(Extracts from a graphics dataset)
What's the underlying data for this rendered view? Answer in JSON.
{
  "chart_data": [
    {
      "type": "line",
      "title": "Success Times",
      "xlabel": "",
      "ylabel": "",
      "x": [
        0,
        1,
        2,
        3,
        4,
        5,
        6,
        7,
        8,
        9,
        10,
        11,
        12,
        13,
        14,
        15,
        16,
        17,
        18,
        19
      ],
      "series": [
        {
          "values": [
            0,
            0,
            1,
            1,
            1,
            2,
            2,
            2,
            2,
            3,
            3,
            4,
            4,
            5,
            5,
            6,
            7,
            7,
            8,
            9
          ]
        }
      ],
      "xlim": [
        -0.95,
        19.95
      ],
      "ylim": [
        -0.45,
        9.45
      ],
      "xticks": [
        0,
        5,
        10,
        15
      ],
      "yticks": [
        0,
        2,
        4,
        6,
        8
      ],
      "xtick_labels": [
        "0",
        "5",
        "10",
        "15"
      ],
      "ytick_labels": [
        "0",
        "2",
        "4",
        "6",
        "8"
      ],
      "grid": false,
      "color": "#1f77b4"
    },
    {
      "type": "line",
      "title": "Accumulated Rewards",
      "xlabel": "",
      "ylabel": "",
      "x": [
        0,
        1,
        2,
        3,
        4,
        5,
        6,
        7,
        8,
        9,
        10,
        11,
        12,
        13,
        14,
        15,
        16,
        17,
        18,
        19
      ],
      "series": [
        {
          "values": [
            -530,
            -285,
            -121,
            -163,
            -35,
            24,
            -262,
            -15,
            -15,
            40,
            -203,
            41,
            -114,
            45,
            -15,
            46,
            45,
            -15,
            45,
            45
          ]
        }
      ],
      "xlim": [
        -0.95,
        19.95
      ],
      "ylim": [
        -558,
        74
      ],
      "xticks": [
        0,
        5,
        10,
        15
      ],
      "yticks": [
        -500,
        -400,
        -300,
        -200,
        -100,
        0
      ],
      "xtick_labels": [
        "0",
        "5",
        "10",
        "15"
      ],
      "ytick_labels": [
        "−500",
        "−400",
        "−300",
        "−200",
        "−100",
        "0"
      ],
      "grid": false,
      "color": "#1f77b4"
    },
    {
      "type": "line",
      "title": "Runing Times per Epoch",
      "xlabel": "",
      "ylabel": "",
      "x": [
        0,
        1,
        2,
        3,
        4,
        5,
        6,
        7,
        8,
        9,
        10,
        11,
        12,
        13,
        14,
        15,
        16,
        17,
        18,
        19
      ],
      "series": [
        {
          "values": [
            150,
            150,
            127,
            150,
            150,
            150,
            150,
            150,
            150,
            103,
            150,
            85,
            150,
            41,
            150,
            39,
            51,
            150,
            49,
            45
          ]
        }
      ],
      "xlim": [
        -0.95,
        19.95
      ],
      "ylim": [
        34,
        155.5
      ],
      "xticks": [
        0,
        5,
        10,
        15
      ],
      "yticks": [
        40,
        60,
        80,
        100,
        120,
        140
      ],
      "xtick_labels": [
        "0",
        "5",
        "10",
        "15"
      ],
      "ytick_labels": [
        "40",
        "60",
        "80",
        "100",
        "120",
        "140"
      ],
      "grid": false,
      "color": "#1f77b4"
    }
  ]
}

**AIM:**
Write out all the entries exactly.

**REPLY TO THE EXERCISE:**
What's the underlying data for this rendered view? Answer in JSON.
{
  "chart_data": [
    {
      "type": "line",
      "title": "Success Times",
      "xlabel": "",
      "ylabel": "",
      "x": [
        0,
        1,
        2,
        3,
        4,
        5,
        6,
        7,
        8,
        9,
        10,
        11,
        12,
        13,
        14,
        15,
        16,
        17,
        18,
        19
      ],
      "series": [
        {
          "values": [
            0,
            0,
            1,
            1,
            1,
            2,
            2,
            2,
            2,
            3,
            3,
            4,
            4,
            5,
            5,
            6,
            7,
            7,
            8,
            9
          ]
        }
      ],
      "xlim": [
        -0.95,
        19.95
      ],
      "ylim": [
        -0.45,
        9.45
      ],
      "xticks": [
        0,
        5,
        10,
        15
      ],
      "yticks": [
        0,
        2,
        4,
        6,
        8
      ],
      "xtick_labels": [
        "0",
        "5",
        "10",
        "15"
      ],
      "ytick_labels": [
        "0",
        "2",
        "4",
        "6",
        "8"
      ],
      "grid": false,
      "color": "#1f77b4"
    },
    {
      "type": "line",
      "title": "Accumulated Rewards",
      "xlabel": "",
      "ylabel": "",
      "x": [
        0,
        1,
        2,
        3,
        4,
        5,
        6,
        7,
        8,
        9,
        10,
        11,
        12,
        13,
        14,
        15,
        16,
        17,
        18,
        19
      ],
      "series": [
        {
          "values": [
            -530,
            -285,
            -121,
            -163,
            -35,
            24,
            -262,
            -15,
            -15,
            40,
            -203,
            41,
            -114,
            45,
            -15,
            46,
            45,
            -15,
            45,
            45
          ]
        }
      ],
      "xlim": [
        -0.95,
        19.95
      ],
      "ylim": [
        -558,
        74
      ],
      "xticks": [
        0,
        5,
        10,
        15
      ],
      "yticks": [
        -500,
        -400,
        -300,
        -200,
        -100,
        0
      ],
      "xtick_labels": [
        "0",
        "5",
        "10",
        "15"
      ],
      "ytick_labels": [
        "−500",
        "−400",
        "−300",
        "−200",
        "−100",
        "0"
      ],
      "grid": false,
      "color": "#1f77b4"
    },
    {
      "type": "line",
      "title": "Runing Times per Epoch",
      "xlabel": "",
      "ylabel": "",
      "x": [
        0,
        1,
        2,
        3,
        4,
        5,
        6,
        7,
        8,
        9,
        10,
        11,
        12,
        13,
        14,
        15,
        16,
        17,
        18,
        19
      ],
      "series": [
        {
          "values": [
            150,
            150,
            127,
            150,
            150,
            150,
            150,
            150,
            150,
            103,
            150,
            85,
            150,
            41,
            150,
            39,
            51,
            150,
            49,
            45
          ]
        }
      ],
      "xlim": [
        -0.95,
        19.95
      ],
      "ylim": [
        34,
        155.5
      ],
      "xticks": [
        0,
        5,
        10,
        15
      ],
      "yticks": [
        40,
        60,
        80,
        100,
        120,
        140
      ],
      "xtick_labels": [
        "0",
        "5",
        "10",
        "15"
      ],
      "ytick_labels": [
        "40",
        "60",
        "80",
        "100",
        "120",
        "140"
      ],
      "grid": false,
      "color": "#1f77b4"
    }
  ]
}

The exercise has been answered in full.